The task
Within the records that follow, find every line containing the string "value". Copy those lines.

Data entries
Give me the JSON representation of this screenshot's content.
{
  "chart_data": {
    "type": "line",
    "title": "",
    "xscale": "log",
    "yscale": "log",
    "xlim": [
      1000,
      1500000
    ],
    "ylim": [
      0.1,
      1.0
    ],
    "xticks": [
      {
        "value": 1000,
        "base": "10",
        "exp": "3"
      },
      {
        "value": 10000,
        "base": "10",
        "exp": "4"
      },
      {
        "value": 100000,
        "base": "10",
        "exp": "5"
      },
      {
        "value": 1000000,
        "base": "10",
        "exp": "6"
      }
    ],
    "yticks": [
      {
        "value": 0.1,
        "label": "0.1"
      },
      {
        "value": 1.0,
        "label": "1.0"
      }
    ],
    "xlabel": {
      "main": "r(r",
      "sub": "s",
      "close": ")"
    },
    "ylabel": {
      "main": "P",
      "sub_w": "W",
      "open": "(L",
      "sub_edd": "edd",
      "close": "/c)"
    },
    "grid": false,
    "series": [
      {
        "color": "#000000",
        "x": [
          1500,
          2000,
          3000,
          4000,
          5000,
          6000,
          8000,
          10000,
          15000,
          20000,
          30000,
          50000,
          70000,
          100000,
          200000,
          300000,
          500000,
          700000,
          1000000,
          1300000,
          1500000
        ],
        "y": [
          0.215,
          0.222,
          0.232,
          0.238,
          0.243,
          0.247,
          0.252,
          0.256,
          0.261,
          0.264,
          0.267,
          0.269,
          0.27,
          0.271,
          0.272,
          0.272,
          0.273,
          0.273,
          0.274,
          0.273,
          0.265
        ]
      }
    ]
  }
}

The solution
        "value": 1000,
        "value": 10000,
        "value": 100000,
        "value": 1000000,
        "value": 0.1,
        "value": 1.0,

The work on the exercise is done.